To be done: Reproduce every record below exactly as written, but leave out any pictures.

Entries:
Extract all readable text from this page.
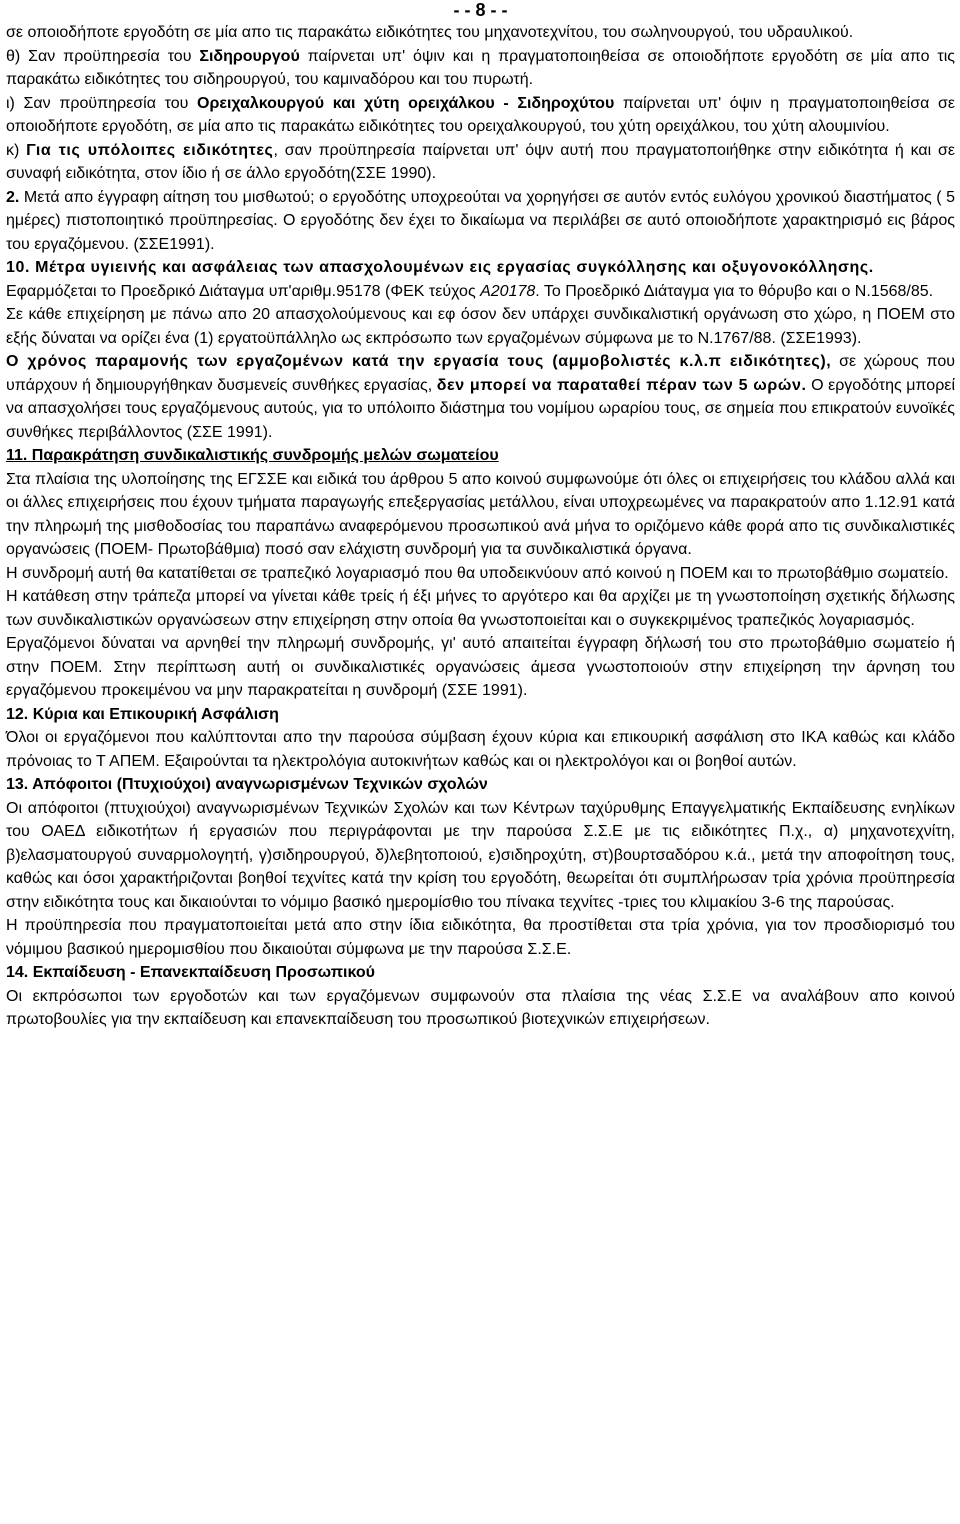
- - 8 - -

σε οποιοδήποτε εργοδότη σε μία απο τις παρακάτω ειδικότητες του μηχανοτεχνίτου, του σωληνουργού, του υδραυλικού.

θ) Σαν προϋπηρεσία του Σιδηρουργού παίρνεται υπ' όψιν και η πραγματοποιηθείσα σε οποιοδήποτε εργοδότη σε μία απο τις παρακάτω ειδικότητες του σιδηρουργού, του καμιναδόρου και του πυρωτή.

ι) Σαν προϋπηρεσία του Ορειχαλκουργού και χύτη ορειχάλκου - Σιδηροχύτου παίρνεται υπ' όψιν η πραγματοποιηθείσα σε οποιοδήποτε εργοδότη, σε μία απο τις παρακάτω ειδικότητες του ορειχαλκουργού, του χύτη ορειχάλκου, του χύτη αλουμινίου.

κ) Για τις υπόλοιπες ειδικότητες, σαν προϋπηρεσία παίρνεται υπ' όψν αυτή που πραγματοποιήθηκε στην ειδικότητα ή και σε συναφή ειδικότητα, στον ίδιο ή σε άλλο εργοδότη(ΣΣΕ 1990).

2. Μετά απο έγγραφη αίτηση του μισθωτού; ο εργοδότης υποχρεούται να χορηγήσει σε αυτόν εντός ευλόγου χρονικού διαστήματος ( 5 ημέρες) πιστοποιητικό προϋπηρεσίας. Ο εργοδότης δεν έχει το δικαίωμα να περιλάβει σε αυτό οποιοδήποτε χαρακτηρισμό εις βάρος του εργαζόμενου. (ΣΣΕ1991).

10. Μέτρα υγιεινής και ασφάλειας των απασχολουμένων εις εργασίας συγκόλλησης και οξυγονοκόλλησης.

Εφαρμόζεται το Προεδρικό Διάταγμα υπ'αριθμ.95178 (ΦΕΚ τεύχος Α20178. Το Προεδρικό Διάταγμα για το θόρυβο και ο Ν.1568/85.

Σε κάθε επιχείρηση με πάνω απο 20 απασχολούμενους και εφ όσον δεν υπάρχει συνδικαλιστική οργάνωση στο χώρο, η ΠΟΕΜ στο εξής δύναται να ορίζει ένα (1) εργατοϋπάλληλο ως εκπρόσωπο των εργαζομένων σύμφωνα με το Ν.1767/88. (ΣΣΕ1993).

Ο χρόνος παραμονής των εργαζομένων κατά την εργασία τους (αμμοβολιστές κ.λ.π ειδικότητες), σε χώρους που υπάρχουν ή δημιουργήθηκαν δυσμενείς συνθήκες εργασίας, δεν μπορεί να παραταθεί πέραν των 5 ωρών. Ο εργοδότης μπορεί να απασχολήσει τους εργαζόμενους αυτούς, για το υπόλοιπο διάστημα του νομίμου ωραρίου τους, σε σημεία που επικρατούν ευνοϊκές συνθήκες περιβάλλοντος (ΣΣΕ 1991).

11. Παρακράτηση συνδικαλιστικής συνδρομής μελών σωματείου

Στα πλαίσια της υλοποίησης της ΕΓΣΣΕ και ειδικά του άρθρου 5 απο κοινού συμφωνούμε ότι όλες οι επιχειρήσεις του κλάδου αλλά και οι άλλες επιχειρήσεις που έχουν τμήματα παραγωγής επεξεργασίας μετάλλου, είναι υποχρεωμένες να παρακρατούν απο 1.12.91 κατά την πληρωμή της μισθοδοσίας του παραπάνω αναφερόμενου προσωπικού ανά μήνα το οριζόμενο κάθε φορά απο τις συνδικαλιστικές οργανώσεις (ΠΟΕΜ- Πρωτοβάθμια) ποσό σαν ελάχιστη συνδρομή για τα συνδικαλιστικά όργανα.

Η συνδρομή αυτή θα κατατίθεται σε τραπεζικό λογαριασμό που θα υποδεικνύουν από κοινού η ΠΟΕΜ και το πρωτοβάθμιο σωματείο.

Η κατάθεση στην τράπεζα μπορεί να γίνεται κάθε τρείς ή έξι μήνες το αργότερο και θα αρχίζει με τη γνωστοποίηση σχετικής δήλωσης των συνδικαλιστικών οργανώσεων στην επιχείρηση στην οποία θα γνωστοποιείται και ο συγκεκριμένος τραπεζικός λογαριασμός.

Εργαζόμενοι δύναται να αρνηθεί την πληρωμή συνδρομής, γι' αυτό απαιτείται έγγραφη δήλωσή του στο πρωτοβάθμιο σωματείο ή στην ΠΟΕΜ. Στην περίπτωση αυτή οι συνδικαλιστικές οργανώσεις άμεσα γνωστοποιούν στην επιχείρηση την άρνηση του εργαζόμενου προκειμένου να μην παρακρατείται η συνδρομή (ΣΣΕ 1991).

12. Κύρια και Επικουρική Ασφάλιση

Όλοι οι εργαζόμενοι που καλύπτονται απο την παρούσα σύμβαση έχουν κύρια και επικουρική ασφάλιση στο ΙΚΑ καθώς και κλάδο πρόνοιας το Τ ΑΠΕΜ. Εξαιρούνται τα ηλεκτρολόγια αυτοκινήτων καθώς και οι ηλεκτρολόγοι και οι βοηθοί αυτών.

13. Απόφοιτοι (Πτυχιούχοι) αναγνωρισμένων Τεχνικών σχολών

Οι απόφοιτοι (πτυχιούχοι) αναγνωρισμένων Τεχνικών Σχολών και των Κέντρων ταχύρυθμης Επαγγελματικής Εκπαίδευσης ενηλίκων του ΟΑΕΔ ειδικοτήτων ή εργασιών που περιγράφονται με την παρούσα Σ.Σ.Ε με τις ειδικότητες Π.χ., α) μηχανοτεχνίτη, β)ελασματουργού συναρμολογητή, γ)σιδηρουργού, δ)λεβητοποιού, ε)σιδηροχύτη, στ)βουρτσαδόρου κ.ά., μετά την αποφοίτηση τους, καθώς και όσοι χαρακτήριζονται βοηθοί τεχνίτες κατά την κρίση του εργοδότη, θεωρείται ότι συμπλήρωσαν τρία χρόνια προϋπηρεσία στην ειδικότητα τους και δικαιούνται το νόμιμο βασικό ημερομίσθιο του πίνακα τεχνίτες -τριες του κλιμακίου 3-6 της παρούσας.

Η προϋπηρεσία που πραγματοποιείται μετά απο στην ίδια ειδικότητα, θα προστίθεται στα τρία χρόνια, για τον προσδιορισμό του νόμιμου βασικού ημερομισθίου που δικαιούται σύμφωνα με την παρούσα Σ.Σ.Ε.

14. Εκπαίδευση - Επανεκπαίδευση Προσωπικού

Οι εκπρόσωποι των εργοδοτών και των εργαζόμενων συμφωνούν στα πλαίσια της νέας Σ.Σ.Ε να αναλάβουν απο κοινού πρωτοβουλίες για την εκπαίδευση και επανεκπαίδευση του προσωπικού βιοτεχνικών επιχειρήσεων.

The completed task:
Extract all readable text from this page.
- - 8 - -

σε οποιοδήποτε εργοδότη σε μία απο τις παρακάτω ειδικότητες του μηχανοτεχνίτου, του σωληνουργού, του υδραυλικού.

θ) Σαν προϋπηρεσία του Σιδηρουργού παίρνεται υπ' όψιν και η πραγματοποιηθείσα σε οποιοδήποτε εργοδότη σε μία απο τις παρακάτω ειδικότητες του σιδηρουργού, του καμιναδόρου και του πυρωτή.

ι) Σαν προϋπηρεσία του Ορειχαλκουργού και χύτη ορειχάλκου - Σιδηροχύτου παίρνεται υπ' όψιν η πραγματοποιηθείσα σε οποιοδήποτε εργοδότη, σε μία απο τις παρακάτω ειδικότητες του ορειχαλκουργού, του χύτη ορειχάλκου, του χύτη αλουμινίου.

κ) Για τις υπόλοιπες ειδικότητες, σαν προϋπηρεσία παίρνεται υπ' όψν αυτή που πραγματοποιήθηκε στην ειδικότητα ή και σε συναφή ειδικότητα, στον ίδιο ή σε άλλο εργοδότη(ΣΣΕ 1990).

2. Μετά απο έγγραφη αίτηση του μισθωτού; ο εργοδότης υποχρεούται να χορηγήσει σε αυτόν εντός ευλόγου χρονικού διαστήματος ( 5 ημέρες) πιστοποιητικό προϋπηρεσίας. Ο εργοδότης δεν έχει το δικαίωμα να περιλάβει σε αυτό οποιοδήποτε χαρακτηρισμό εις βάρος του εργαζόμενου. (ΣΣΕ1991).

10. Μέτρα υγιεινής και ασφάλειας των απασχολουμένων εις εργασίας συγκόλλησης και οξυγονοκόλλησης.

Εφαρμόζεται το Προεδρικό Διάταγμα υπ'αριθμ.95178 (ΦΕΚ τεύχος Α20178. Το Προεδρικό Διάταγμα για το θόρυβο και ο Ν.1568/85.

Σε κάθε επιχείρηση με πάνω απο 20 απασχολούμενους και εφ όσον δεν υπάρχει συνδικαλιστική οργάνωση στο χώρο, η ΠΟΕΜ στο εξής δύναται να ορίζει ένα (1) εργατοϋπάλληλο ως εκπρόσωπο των εργαζομένων σύμφωνα με το Ν.1767/88. (ΣΣΕ1993).

Ο χρόνος παραμονής των εργαζομένων κατά την εργασία τους (αμμοβολιστές κ.λ.π ειδικότητες), σε χώρους που υπάρχουν ή δημιουργήθηκαν δυσμενείς συνθήκες εργασίας, δεν μπορεί να παραταθεί πέραν των 5 ωρών. Ο εργοδότης μπορεί να απασχολήσει τους εργαζόμενους αυτούς, για το υπόλοιπο διάστημα του νομίμου ωραρίου τους, σε σημεία που επικρατούν ευνοϊκές συνθήκες περιβάλλοντος (ΣΣΕ 1991).

11. Παρακράτηση συνδικαλιστικής συνδρομής μελών σωματείου

Στα πλαίσια της υλοποίησης της ΕΓΣΣΕ και ειδικά του άρθρου 5 απο κοινού συμφωνούμε ότι όλες οι επιχειρήσεις του κλάδου αλλά και οι άλλες επιχειρήσεις που έχουν τμήματα παραγωγής επεξεργασίας μετάλλου, είναι υποχρεωμένες να παρακρατούν απο 1.12.91 κατά την πληρωμή της μισθοδοσίας του παραπάνω αναφερόμενου προσωπικού ανά μήνα το οριζόμενο κάθε φορά απο τις συνδικαλιστικές οργανώσεις (ΠΟΕΜ- Πρωτοβάθμια) ποσό σαν ελάχιστη συνδρομή για τα συνδικαλιστικά όργανα.

Η συνδρομή αυτή θα κατατίθεται σε τραπεζικό λογαριασμό που θα υποδεικνύουν από κοινού η ΠΟΕΜ και το πρωτοβάθμιο σωματείο.

Η κατάθεση στην τράπεζα μπορεί να γίνεται κάθε τρείς ή έξι μήνες το αργότερο και θα αρχίζει με τη γνωστοποίηση σχετικής δήλωσης των συνδικαλιστικών οργανώσεων στην επιχείρηση στην οποία θα γνωστοποιείται και ο συγκεκριμένος τραπεζικός λογαριασμός.

Εργαζόμενοι δύναται να αρνηθεί την πληρωμή συνδρομής, γι' αυτό απαιτείται έγγραφη δήλωσή του στο πρωτοβάθμιο σωματείο ή στην ΠΟΕΜ. Στην περίπτωση αυτή οι συνδικαλιστικές οργανώσεις άμεσα γνωστοποιούν στην επιχείρηση την άρνηση του εργαζόμενου προκειμένου να μην παρακρατείται η συνδρομή (ΣΣΕ 1991).

12. Κύρια και Επικουρική Ασφάλιση

Όλοι οι εργαζόμενοι που καλύπτονται απο την παρούσα σύμβαση έχουν κύρια και επικουρική ασφάλιση στο ΙΚΑ καθώς και κλάδο πρόνοιας το Τ ΑΠΕΜ. Εξαιρούνται τα ηλεκτρολόγια αυτοκινήτων καθώς και οι ηλεκτρολόγοι και οι βοηθοί αυτών.

13. Απόφοιτοι (Πτυχιούχοι) αναγνωρισμένων Τεχνικών σχολών

Οι απόφοιτοι (πτυχιούχοι) αναγνωρισμένων Τεχνικών Σχολών και των Κέντρων ταχύρυθμης Επαγγελματικής Εκπαίδευσης ενηλίκων του ΟΑΕΔ ειδικοτήτων ή εργασιών που περιγράφονται με την παρούσα Σ.Σ.Ε με τις ειδικότητες Π.χ., α) μηχανοτεχνίτη, β)ελασματουργού συναρμολογητή, γ)σιδηρουργού, δ)λεβητοποιού, ε)σιδηροχύτη, στ)βουρτσαδόρου κ.ά., μετά την αποφοίτηση τους, καθώς και όσοι χαρακτήριζονται βοηθοί τεχνίτες κατά την κρίση του εργοδότη, θεωρείται ότι συμπλήρωσαν τρία χρόνια προϋπηρεσία στην ειδικότητα τους και δικαιούνται το νόμιμο βασικό ημερομίσθιο του πίνακα τεχνίτες -τριες του κλιμακίου 3-6 της παρούσας.

Η προϋπηρεσία που πραγματοποιείται μετά απο στην ίδια ειδικότητα, θα προστίθεται στα τρία χρόνια, για τον προσδιορισμό του νόμιμου βασικού ημερομισθίου που δικαιούται σύμφωνα με την παρούσα Σ.Σ.Ε.

14. Εκπαίδευση - Επανεκπαίδευση Προσωπικού

Οι εκπρόσωποι των εργοδοτών και των εργαζόμενων συμφωνούν στα πλαίσια της νέας Σ.Σ.Ε να αναλάβουν απο κοινού πρωτοβουλίες για την εκπαίδευση και επανεκπαίδευση του προσωπικού βιοτεχνικών επιχειρήσεων.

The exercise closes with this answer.